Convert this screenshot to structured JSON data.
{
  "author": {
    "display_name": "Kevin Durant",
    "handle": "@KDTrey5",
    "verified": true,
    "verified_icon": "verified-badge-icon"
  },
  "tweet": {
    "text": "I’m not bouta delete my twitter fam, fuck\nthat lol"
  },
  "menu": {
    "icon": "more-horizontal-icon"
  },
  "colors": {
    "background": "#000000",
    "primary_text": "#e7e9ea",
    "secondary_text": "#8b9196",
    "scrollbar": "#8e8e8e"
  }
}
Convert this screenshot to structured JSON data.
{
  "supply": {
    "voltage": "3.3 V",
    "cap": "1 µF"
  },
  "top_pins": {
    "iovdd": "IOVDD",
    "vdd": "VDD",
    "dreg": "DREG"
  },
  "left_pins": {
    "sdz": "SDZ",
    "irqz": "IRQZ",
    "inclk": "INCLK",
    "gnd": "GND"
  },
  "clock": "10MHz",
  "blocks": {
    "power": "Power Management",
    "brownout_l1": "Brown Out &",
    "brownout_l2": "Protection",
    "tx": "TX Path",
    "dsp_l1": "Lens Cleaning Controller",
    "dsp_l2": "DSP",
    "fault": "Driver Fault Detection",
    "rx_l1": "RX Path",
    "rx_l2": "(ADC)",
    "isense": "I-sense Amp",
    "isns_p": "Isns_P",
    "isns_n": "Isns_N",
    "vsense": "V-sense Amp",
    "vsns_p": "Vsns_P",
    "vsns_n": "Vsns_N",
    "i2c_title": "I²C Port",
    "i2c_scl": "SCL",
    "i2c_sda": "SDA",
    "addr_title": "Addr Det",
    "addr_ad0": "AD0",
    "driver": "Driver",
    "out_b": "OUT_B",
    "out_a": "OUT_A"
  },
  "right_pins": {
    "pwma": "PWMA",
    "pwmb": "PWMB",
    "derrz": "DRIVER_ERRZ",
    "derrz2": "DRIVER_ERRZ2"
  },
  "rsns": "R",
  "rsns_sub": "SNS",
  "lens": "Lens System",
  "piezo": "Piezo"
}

---+---

### [What you will do]
Collect from the data above every line that includes "Lens".

### [Worked answer]
    "dsp_l1": "Lens Cleaning Controller",
  "lens": "Lens System",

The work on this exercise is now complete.